WRITTEN EXERCISE
Retype all the entries word for word, but omit the pictures.

DATASET RECORDS
(begin)

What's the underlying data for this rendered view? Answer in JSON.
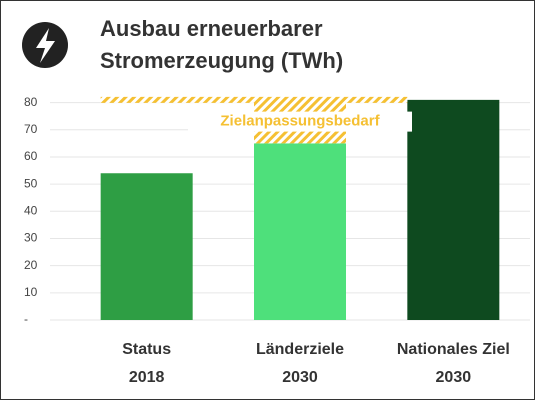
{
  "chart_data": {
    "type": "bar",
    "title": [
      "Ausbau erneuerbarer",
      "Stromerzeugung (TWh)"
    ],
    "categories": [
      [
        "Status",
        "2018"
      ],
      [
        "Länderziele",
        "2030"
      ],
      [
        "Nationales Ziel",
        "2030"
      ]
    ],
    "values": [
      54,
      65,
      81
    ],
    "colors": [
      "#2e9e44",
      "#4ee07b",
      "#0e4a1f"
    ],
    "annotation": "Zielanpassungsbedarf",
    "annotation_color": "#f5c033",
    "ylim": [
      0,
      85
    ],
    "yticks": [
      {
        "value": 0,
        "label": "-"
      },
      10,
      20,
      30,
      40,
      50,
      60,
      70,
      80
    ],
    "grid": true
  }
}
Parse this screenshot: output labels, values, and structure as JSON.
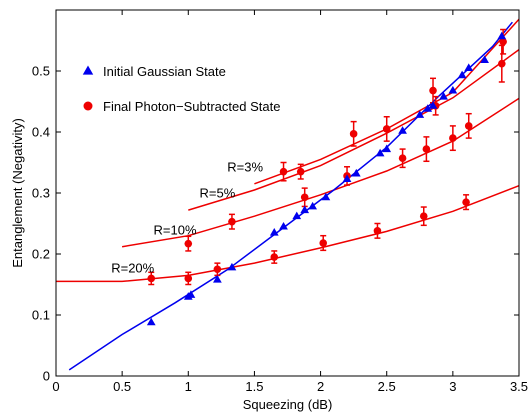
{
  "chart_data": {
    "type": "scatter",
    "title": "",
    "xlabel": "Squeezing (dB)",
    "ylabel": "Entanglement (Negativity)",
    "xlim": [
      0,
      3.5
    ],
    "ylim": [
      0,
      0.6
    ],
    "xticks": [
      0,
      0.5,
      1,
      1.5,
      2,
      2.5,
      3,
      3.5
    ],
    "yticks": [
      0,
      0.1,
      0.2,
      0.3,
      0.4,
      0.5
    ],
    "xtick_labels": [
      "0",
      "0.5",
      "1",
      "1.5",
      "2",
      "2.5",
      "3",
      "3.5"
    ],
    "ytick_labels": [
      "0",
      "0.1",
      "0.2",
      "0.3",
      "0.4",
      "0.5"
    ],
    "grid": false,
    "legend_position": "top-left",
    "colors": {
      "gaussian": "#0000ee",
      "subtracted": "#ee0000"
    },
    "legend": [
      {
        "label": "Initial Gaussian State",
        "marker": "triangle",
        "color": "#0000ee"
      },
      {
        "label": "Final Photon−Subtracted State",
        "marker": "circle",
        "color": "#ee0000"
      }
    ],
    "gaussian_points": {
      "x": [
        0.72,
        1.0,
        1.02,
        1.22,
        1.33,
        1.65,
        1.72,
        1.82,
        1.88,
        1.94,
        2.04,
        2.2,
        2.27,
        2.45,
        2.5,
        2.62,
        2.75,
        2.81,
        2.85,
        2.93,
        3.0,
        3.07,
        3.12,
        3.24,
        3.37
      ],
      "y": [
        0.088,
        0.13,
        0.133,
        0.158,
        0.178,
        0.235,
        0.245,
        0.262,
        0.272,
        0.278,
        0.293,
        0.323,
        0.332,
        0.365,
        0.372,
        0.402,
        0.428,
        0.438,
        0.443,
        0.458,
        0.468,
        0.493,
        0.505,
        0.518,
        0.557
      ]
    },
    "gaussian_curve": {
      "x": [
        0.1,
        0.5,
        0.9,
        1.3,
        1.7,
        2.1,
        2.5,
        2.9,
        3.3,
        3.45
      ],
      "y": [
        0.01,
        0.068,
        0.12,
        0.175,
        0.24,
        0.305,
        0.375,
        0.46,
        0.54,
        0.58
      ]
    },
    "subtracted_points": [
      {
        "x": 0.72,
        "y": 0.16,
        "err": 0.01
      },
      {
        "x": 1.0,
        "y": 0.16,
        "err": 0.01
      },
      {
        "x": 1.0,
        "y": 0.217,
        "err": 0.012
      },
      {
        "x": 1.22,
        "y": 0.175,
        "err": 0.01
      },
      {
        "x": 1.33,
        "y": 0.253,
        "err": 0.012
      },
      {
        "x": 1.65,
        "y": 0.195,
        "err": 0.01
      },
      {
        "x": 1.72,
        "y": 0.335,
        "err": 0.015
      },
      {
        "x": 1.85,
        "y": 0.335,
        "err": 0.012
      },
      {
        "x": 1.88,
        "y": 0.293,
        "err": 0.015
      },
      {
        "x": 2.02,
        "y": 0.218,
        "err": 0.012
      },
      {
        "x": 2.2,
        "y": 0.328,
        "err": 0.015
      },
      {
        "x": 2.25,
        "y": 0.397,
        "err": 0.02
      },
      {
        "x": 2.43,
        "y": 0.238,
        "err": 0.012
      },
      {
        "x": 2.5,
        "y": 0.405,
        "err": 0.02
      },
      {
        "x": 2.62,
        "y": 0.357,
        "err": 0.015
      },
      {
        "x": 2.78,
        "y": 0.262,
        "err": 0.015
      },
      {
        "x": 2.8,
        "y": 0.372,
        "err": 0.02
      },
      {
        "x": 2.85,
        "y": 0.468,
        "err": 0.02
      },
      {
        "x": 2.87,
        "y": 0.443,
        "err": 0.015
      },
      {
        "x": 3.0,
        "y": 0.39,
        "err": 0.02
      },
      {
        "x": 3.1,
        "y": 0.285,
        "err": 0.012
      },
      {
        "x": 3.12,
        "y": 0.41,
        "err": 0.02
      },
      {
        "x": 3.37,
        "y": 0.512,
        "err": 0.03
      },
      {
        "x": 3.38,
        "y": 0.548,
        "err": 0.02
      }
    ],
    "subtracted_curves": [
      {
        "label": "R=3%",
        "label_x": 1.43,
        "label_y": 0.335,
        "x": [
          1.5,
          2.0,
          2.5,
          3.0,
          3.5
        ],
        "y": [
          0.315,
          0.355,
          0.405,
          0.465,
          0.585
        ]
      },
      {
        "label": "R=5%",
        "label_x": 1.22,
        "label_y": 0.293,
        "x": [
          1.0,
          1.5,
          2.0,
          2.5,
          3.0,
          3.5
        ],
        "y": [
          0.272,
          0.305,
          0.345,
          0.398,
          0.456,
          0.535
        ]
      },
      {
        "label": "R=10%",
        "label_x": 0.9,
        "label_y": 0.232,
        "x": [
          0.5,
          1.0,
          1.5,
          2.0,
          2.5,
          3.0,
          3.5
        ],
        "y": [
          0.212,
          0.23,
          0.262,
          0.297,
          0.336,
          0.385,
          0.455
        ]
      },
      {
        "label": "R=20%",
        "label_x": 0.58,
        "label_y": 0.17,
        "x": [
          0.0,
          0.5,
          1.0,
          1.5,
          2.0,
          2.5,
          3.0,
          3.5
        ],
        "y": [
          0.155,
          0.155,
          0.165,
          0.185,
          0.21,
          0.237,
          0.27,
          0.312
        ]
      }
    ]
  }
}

(end)

COMPLETED TASK
What's the underlying data for this rendered view? Answer in JSON.
{
  "chart_data": {
    "type": "bar",
    "title": [
      "Ausbau erneuerbarer",
      "Stromerzeugung (TWh)"
    ],
    "categories": [
      [
        "Status",
        "2018"
      ],
      [
        "Länderziele",
        "2030"
      ],
      [
        "Nationales Ziel",
        "2030"
      ]
    ],
    "values": [
      54,
      65,
      81
    ],
    "colors": [
      "#2e9e44",
      "#4ee07b",
      "#0e4a1f"
    ],
    "annotation": "Zielanpassungsbedarf",
    "annotation_color": "#f5c033",
    "ylim": [
      0,
      85
    ],
    "yticks": [
      {
        "value": 0,
        "label": "-"
      },
      10,
      20,
      30,
      40,
      50,
      60,
      70,
      80
    ],
    "grid": true
  }
}
Parse this screenshot: output labels, values, and structure as JSON.
{
  "chart_data": {
    "type": "scatter",
    "title": "",
    "xlabel": "Squeezing (dB)",
    "ylabel": "Entanglement (Negativity)",
    "xlim": [
      0,
      3.5
    ],
    "ylim": [
      0,
      0.6
    ],
    "xticks": [
      0,
      0.5,
      1,
      1.5,
      2,
      2.5,
      3,
      3.5
    ],
    "yticks": [
      0,
      0.1,
      0.2,
      0.3,
      0.4,
      0.5
    ],
    "xtick_labels": [
      "0",
      "0.5",
      "1",
      "1.5",
      "2",
      "2.5",
      "3",
      "3.5"
    ],
    "ytick_labels": [
      "0",
      "0.1",
      "0.2",
      "0.3",
      "0.4",
      "0.5"
    ],
    "grid": false,
    "legend_position": "top-left",
    "colors": {
      "gaussian": "#0000ee",
      "subtracted": "#ee0000"
    },
    "legend": [
      {
        "label": "Initial Gaussian State",
        "marker": "triangle",
        "color": "#0000ee"
      },
      {
        "label": "Final Photon−Subtracted State",
        "marker": "circle",
        "color": "#ee0000"
      }
    ],
    "gaussian_points": {
      "x": [
        0.72,
        1.0,
        1.02,
        1.22,
        1.33,
        1.65,
        1.72,
        1.82,
        1.88,
        1.94,
        2.04,
        2.2,
        2.27,
        2.45,
        2.5,
        2.62,
        2.75,
        2.81,
        2.85,
        2.93,
        3.0,
        3.07,
        3.12,
        3.24,
        3.37
      ],
      "y": [
        0.088,
        0.13,
        0.133,
        0.158,
        0.178,
        0.235,
        0.245,
        0.262,
        0.272,
        0.278,
        0.293,
        0.323,
        0.332,
        0.365,
        0.372,
        0.402,
        0.428,
        0.438,
        0.443,
        0.458,
        0.468,
        0.493,
        0.505,
        0.518,
        0.557
      ]
    },
    "gaussian_curve": {
      "x": [
        0.1,
        0.5,
        0.9,
        1.3,
        1.7,
        2.1,
        2.5,
        2.9,
        3.3,
        3.45
      ],
      "y": [
        0.01,
        0.068,
        0.12,
        0.175,
        0.24,
        0.305,
        0.375,
        0.46,
        0.54,
        0.58
      ]
    },
    "subtracted_points": [
      {
        "x": 0.72,
        "y": 0.16,
        "err": 0.01
      },
      {
        "x": 1.0,
        "y": 0.16,
        "err": 0.01
      },
      {
        "x": 1.0,
        "y": 0.217,
        "err": 0.012
      },
      {
        "x": 1.22,
        "y": 0.175,
        "err": 0.01
      },
      {
        "x": 1.33,
        "y": 0.253,
        "err": 0.012
      },
      {
        "x": 1.65,
        "y": 0.195,
        "err": 0.01
      },
      {
        "x": 1.72,
        "y": 0.335,
        "err": 0.015
      },
      {
        "x": 1.85,
        "y": 0.335,
        "err": 0.012
      },
      {
        "x": 1.88,
        "y": 0.293,
        "err": 0.015
      },
      {
        "x": 2.02,
        "y": 0.218,
        "err": 0.012
      },
      {
        "x": 2.2,
        "y": 0.328,
        "err": 0.015
      },
      {
        "x": 2.25,
        "y": 0.397,
        "err": 0.02
      },
      {
        "x": 2.43,
        "y": 0.238,
        "err": 0.012
      },
      {
        "x": 2.5,
        "y": 0.405,
        "err": 0.02
      },
      {
        "x": 2.62,
        "y": 0.357,
        "err": 0.015
      },
      {
        "x": 2.78,
        "y": 0.262,
        "err": 0.015
      },
      {
        "x": 2.8,
        "y": 0.372,
        "err": 0.02
      },
      {
        "x": 2.85,
        "y": 0.468,
        "err": 0.02
      },
      {
        "x": 2.87,
        "y": 0.443,
        "err": 0.015
      },
      {
        "x": 3.0,
        "y": 0.39,
        "err": 0.02
      },
      {
        "x": 3.1,
        "y": 0.285,
        "err": 0.012
      },
      {
        "x": 3.12,
        "y": 0.41,
        "err": 0.02
      },
      {
        "x": 3.37,
        "y": 0.512,
        "err": 0.03
      },
      {
        "x": 3.38,
        "y": 0.548,
        "err": 0.02
      }
    ],
    "subtracted_curves": [
      {
        "label": "R=3%",
        "label_x": 1.43,
        "label_y": 0.335,
        "x": [
          1.5,
          2.0,
          2.5,
          3.0,
          3.5
        ],
        "y": [
          0.315,
          0.355,
          0.405,
          0.465,
          0.585
        ]
      },
      {
        "label": "R=5%",
        "label_x": 1.22,
        "label_y": 0.293,
        "x": [
          1.0,
          1.5,
          2.0,
          2.5,
          3.0,
          3.5
        ],
        "y": [
          0.272,
          0.305,
          0.345,
          0.398,
          0.456,
          0.535
        ]
      },
      {
        "label": "R=10%",
        "label_x": 0.9,
        "label_y": 0.232,
        "x": [
          0.5,
          1.0,
          1.5,
          2.0,
          2.5,
          3.0,
          3.5
        ],
        "y": [
          0.212,
          0.23,
          0.262,
          0.297,
          0.336,
          0.385,
          0.455
        ]
      },
      {
        "label": "R=20%",
        "label_x": 0.58,
        "label_y": 0.17,
        "x": [
          0.0,
          0.5,
          1.0,
          1.5,
          2.0,
          2.5,
          3.0,
          3.5
        ],
        "y": [
          0.155,
          0.155,
          0.165,
          0.185,
          0.21,
          0.237,
          0.27,
          0.312
        ]
      }
    ]
  }
}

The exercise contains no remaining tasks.